** start of PROVIDED RECORDS **
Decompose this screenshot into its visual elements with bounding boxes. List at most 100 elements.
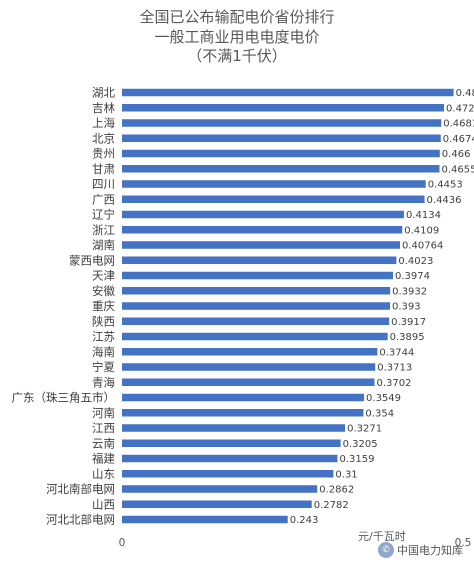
category-label-28: 河北北部电网 bbox=[46, 513, 115, 527]
tick-label-1: 0.5 bbox=[455, 537, 472, 549]
bar-3 bbox=[122, 134, 441, 142]
bars-group bbox=[122, 88, 454, 524]
bar-5 bbox=[122, 165, 440, 173]
value-label-22: 0.3271 bbox=[347, 424, 382, 435]
category-label-16: 江苏 bbox=[92, 330, 115, 344]
value-label-12: 0.3974 bbox=[395, 271, 430, 282]
category-label-12: 天津 bbox=[92, 269, 115, 283]
value-label-1: 0.4722 bbox=[446, 103, 474, 114]
bar-16 bbox=[122, 332, 388, 341]
category-label-7: 广西 bbox=[92, 192, 115, 206]
value-label-2: 0.4681 bbox=[443, 119, 474, 130]
value-label-28: 0.243 bbox=[290, 515, 319, 526]
value-label-11: 0.4023 bbox=[398, 256, 433, 267]
unit-label: 元/千瓦时 bbox=[358, 530, 406, 543]
bar-2 bbox=[122, 119, 442, 127]
value-label-9: 0.4109 bbox=[404, 225, 439, 236]
value-label-0: 0.4862 bbox=[456, 88, 474, 99]
value-label-4: 0.466 bbox=[442, 149, 471, 160]
x-axis-ticks: 0 0.5 bbox=[119, 537, 472, 549]
value-label-19: 0.3702 bbox=[376, 378, 411, 389]
bar-17 bbox=[122, 348, 378, 356]
tick-label-0: 0 bbox=[119, 537, 126, 549]
category-label-22: 江西 bbox=[92, 421, 115, 435]
value-label-8: 0.4134 bbox=[406, 210, 441, 221]
bar-14 bbox=[122, 302, 391, 310]
value-label-13: 0.3932 bbox=[392, 286, 427, 297]
category-label-5: 甘肃 bbox=[92, 162, 115, 176]
bar-7 bbox=[122, 195, 425, 203]
value-label-3: 0.4674 bbox=[443, 134, 474, 145]
bar-27 bbox=[122, 500, 312, 508]
category-label-19: 青海 bbox=[92, 375, 115, 389]
bar-26 bbox=[122, 485, 318, 493]
category-label-23: 云南 bbox=[92, 436, 115, 450]
bar-20 bbox=[122, 393, 365, 402]
category-label-15: 陕西 bbox=[92, 314, 115, 328]
category-label-14: 重庆 bbox=[92, 299, 115, 313]
value-label-5: 0.4655 bbox=[441, 164, 474, 175]
value-label-14: 0.393 bbox=[392, 302, 421, 313]
category-label-21: 河南 bbox=[92, 406, 115, 420]
bar-23 bbox=[122, 439, 341, 447]
wechat-icon: ✆ bbox=[378, 542, 394, 558]
value-label-7: 0.4436 bbox=[427, 195, 462, 206]
category-label-3: 北京 bbox=[92, 131, 115, 145]
value-label-24: 0.3159 bbox=[339, 454, 374, 465]
bar-1 bbox=[122, 104, 445, 112]
category-label-17: 海南 bbox=[92, 345, 115, 359]
bar-25 bbox=[122, 470, 334, 478]
bar-21 bbox=[122, 409, 364, 417]
value-labels: 0.4862 0.4722 0.4681 0.4674 0.466 0.4655 0.445… bbox=[290, 88, 474, 526]
bar-13 bbox=[122, 287, 391, 295]
value-label-27: 0.2782 bbox=[314, 500, 349, 511]
bar-18 bbox=[122, 363, 376, 371]
category-label-20: 广东（珠三角五市） bbox=[12, 391, 116, 405]
bar-19 bbox=[122, 378, 375, 386]
category-label-11: 蒙西电网 bbox=[69, 253, 115, 267]
value-label-15: 0.3917 bbox=[391, 317, 426, 328]
title-line-1: 全国已公布输配电价省份排行 bbox=[139, 8, 334, 26]
category-label-1: 吉林 bbox=[92, 101, 115, 115]
watermark-text: 中国电力知库 bbox=[397, 544, 463, 557]
category-label-25: 山东 bbox=[92, 467, 115, 481]
value-label-26: 0.2862 bbox=[319, 485, 354, 496]
category-label-8: 辽宁 bbox=[92, 208, 115, 222]
value-label-20: 0.3549 bbox=[366, 393, 401, 404]
category-label-26: 河北南部电网 bbox=[46, 482, 115, 496]
value-label-10: 0.40764 bbox=[402, 241, 443, 252]
bar-11 bbox=[122, 256, 397, 264]
value-label-25: 0.31 bbox=[335, 469, 357, 480]
category-labels: 湖北吉林上海北京贵州甘肃四川广西辽宁浙江湖南蒙西电网天津安徽重庆陕西江苏海南宁夏… bbox=[12, 86, 116, 527]
value-label-6: 0.4453 bbox=[428, 180, 463, 191]
bar-10 bbox=[122, 241, 401, 249]
bar-22 bbox=[122, 424, 346, 432]
bar-24 bbox=[122, 454, 338, 463]
bar-8 bbox=[122, 210, 404, 219]
bar-28 bbox=[122, 515, 288, 524]
category-label-9: 浙江 bbox=[92, 223, 115, 237]
category-label-6: 四川 bbox=[92, 177, 115, 191]
bar-9 bbox=[122, 226, 403, 234]
category-label-18: 宁夏 bbox=[92, 360, 115, 374]
bar-6 bbox=[122, 180, 426, 188]
category-label-4: 贵州 bbox=[92, 147, 115, 161]
category-label-13: 安徽 bbox=[92, 284, 115, 298]
value-label-21: 0.354 bbox=[365, 408, 394, 419]
value-label-23: 0.3205 bbox=[343, 439, 378, 450]
value-label-17: 0.3744 bbox=[379, 347, 414, 358]
category-label-27: 山西 bbox=[92, 497, 115, 511]
watermark: ✆ 中国电力知库 bbox=[378, 540, 474, 560]
title-line-3: （不满1千伏） bbox=[187, 47, 287, 65]
value-label-18: 0.3713 bbox=[377, 363, 412, 374]
title-line-2: 一般工商业用电电度电价 bbox=[154, 28, 319, 46]
bar-0 bbox=[122, 88, 454, 97]
bar-12 bbox=[122, 271, 394, 280]
category-label-10: 湖南 bbox=[92, 238, 115, 252]
category-label-2: 上海 bbox=[92, 116, 115, 130]
bar-15 bbox=[122, 317, 390, 325]
bar-4 bbox=[122, 149, 440, 158]
category-label-0: 湖北 bbox=[92, 86, 115, 100]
** end of PROVIDED RECORDS **
#### WORK TO BE COMPLETED
Reproduce the listing above verbatim, line for line, omitting the picture.

#### FINISHED TASK
Decompose this screenshot into its visual elements with bounding boxes. List at most 100 elements.
category-label-28: 河北北部电网 bbox=[46, 513, 115, 527]
tick-label-1: 0.5 bbox=[455, 537, 472, 549]
bar-3 bbox=[122, 134, 441, 142]
bars-group bbox=[122, 88, 454, 524]
bar-5 bbox=[122, 165, 440, 173]
value-label-22: 0.3271 bbox=[347, 424, 382, 435]
category-label-16: 江苏 bbox=[92, 330, 115, 344]
value-label-12: 0.3974 bbox=[395, 271, 430, 282]
category-label-12: 天津 bbox=[92, 269, 115, 283]
value-label-1: 0.4722 bbox=[446, 103, 474, 114]
bar-16 bbox=[122, 332, 388, 341]
category-label-7: 广西 bbox=[92, 192, 115, 206]
value-label-2: 0.4681 bbox=[443, 119, 474, 130]
value-label-28: 0.243 bbox=[290, 515, 319, 526]
value-label-11: 0.4023 bbox=[398, 256, 433, 267]
unit-label: 元/千瓦时 bbox=[358, 530, 406, 543]
bar-2 bbox=[122, 119, 442, 127]
value-label-9: 0.4109 bbox=[404, 225, 439, 236]
value-label-0: 0.4862 bbox=[456, 88, 474, 99]
value-label-4: 0.466 bbox=[442, 149, 471, 160]
x-axis-ticks: 0 0.5 bbox=[119, 537, 472, 549]
value-label-19: 0.3702 bbox=[376, 378, 411, 389]
bar-17 bbox=[122, 348, 378, 356]
tick-label-0: 0 bbox=[119, 537, 126, 549]
category-label-22: 江西 bbox=[92, 421, 115, 435]
value-label-8: 0.4134 bbox=[406, 210, 441, 221]
bar-14 bbox=[122, 302, 391, 310]
value-label-13: 0.3932 bbox=[392, 286, 427, 297]
category-label-5: 甘肃 bbox=[92, 162, 115, 176]
bar-7 bbox=[122, 195, 425, 203]
value-label-3: 0.4674 bbox=[443, 134, 474, 145]
bar-27 bbox=[122, 500, 312, 508]
category-label-19: 青海 bbox=[92, 375, 115, 389]
bar-26 bbox=[122, 485, 318, 493]
category-label-23: 云南 bbox=[92, 436, 115, 450]
bar-20 bbox=[122, 393, 365, 402]
category-label-15: 陕西 bbox=[92, 314, 115, 328]
category-label-14: 重庆 bbox=[92, 299, 115, 313]
value-label-5: 0.4655 bbox=[441, 164, 474, 175]
value-label-14: 0.393 bbox=[392, 302, 421, 313]
category-label-21: 河南 bbox=[92, 406, 115, 420]
bar-23 bbox=[122, 439, 341, 447]
wechat-icon: ✆ bbox=[378, 542, 394, 558]
value-label-7: 0.4436 bbox=[427, 195, 462, 206]
category-label-3: 北京 bbox=[92, 131, 115, 145]
value-label-24: 0.3159 bbox=[339, 454, 374, 465]
bar-1 bbox=[122, 104, 445, 112]
category-label-17: 海南 bbox=[92, 345, 115, 359]
bar-25 bbox=[122, 470, 334, 478]
bar-21 bbox=[122, 409, 364, 417]
value-labels: 0.4862 0.4722 0.4681 0.4674 0.466 0.4655 0.445… bbox=[290, 88, 474, 526]
bar-13 bbox=[122, 287, 391, 295]
value-label-27: 0.2782 bbox=[314, 500, 349, 511]
bar-18 bbox=[122, 363, 376, 371]
category-label-20: 广东（珠三角五市） bbox=[12, 391, 116, 405]
bar-19 bbox=[122, 378, 375, 386]
category-label-11: 蒙西电网 bbox=[69, 253, 115, 267]
value-label-15: 0.3917 bbox=[391, 317, 426, 328]
title-line-1: 全国已公布输配电价省份排行 bbox=[139, 8, 334, 26]
category-label-1: 吉林 bbox=[92, 101, 115, 115]
watermark-text: 中国电力知库 bbox=[397, 544, 463, 557]
category-label-25: 山东 bbox=[92, 467, 115, 481]
value-label-26: 0.2862 bbox=[319, 485, 354, 496]
category-label-8: 辽宁 bbox=[92, 208, 115, 222]
value-label-20: 0.3549 bbox=[366, 393, 401, 404]
category-label-26: 河北南部电网 bbox=[46, 482, 115, 496]
value-label-10: 0.40764 bbox=[402, 241, 443, 252]
bar-11 bbox=[122, 256, 397, 264]
value-label-25: 0.31 bbox=[335, 469, 357, 480]
category-labels: 湖北吉林上海北京贵州甘肃四川广西辽宁浙江湖南蒙西电网天津安徽重庆陕西江苏海南宁夏… bbox=[12, 86, 116, 527]
value-label-6: 0.4453 bbox=[428, 180, 463, 191]
bar-10 bbox=[122, 241, 401, 249]
bar-22 bbox=[122, 424, 346, 432]
bar-24 bbox=[122, 454, 338, 463]
bar-8 bbox=[122, 210, 404, 219]
bar-28 bbox=[122, 515, 288, 524]
category-label-9: 浙江 bbox=[92, 223, 115, 237]
category-label-6: 四川 bbox=[92, 177, 115, 191]
bar-9 bbox=[122, 226, 403, 234]
category-label-18: 宁夏 bbox=[92, 360, 115, 374]
bar-6 bbox=[122, 180, 426, 188]
category-label-4: 贵州 bbox=[92, 147, 115, 161]
category-label-13: 安徽 bbox=[92, 284, 115, 298]
value-label-21: 0.354 bbox=[365, 408, 394, 419]
value-label-23: 0.3205 bbox=[343, 439, 378, 450]
value-label-17: 0.3744 bbox=[379, 347, 414, 358]
category-label-27: 山西 bbox=[92, 497, 115, 511]
watermark: ✆ 中国电力知库 bbox=[378, 540, 474, 560]
title-line-3: （不满1千伏） bbox=[187, 47, 287, 65]
value-label-18: 0.3713 bbox=[377, 363, 412, 374]
title-line-2: 一般工商业用电电度电价 bbox=[154, 28, 319, 46]
bar-0 bbox=[122, 88, 454, 97]
bar-12 bbox=[122, 271, 394, 280]
category-label-10: 湖南 bbox=[92, 238, 115, 252]
category-label-2: 上海 bbox=[92, 116, 115, 130]
bar-15 bbox=[122, 317, 390, 325]
bar-4 bbox=[122, 149, 440, 158]
category-label-0: 湖北 bbox=[92, 86, 115, 100]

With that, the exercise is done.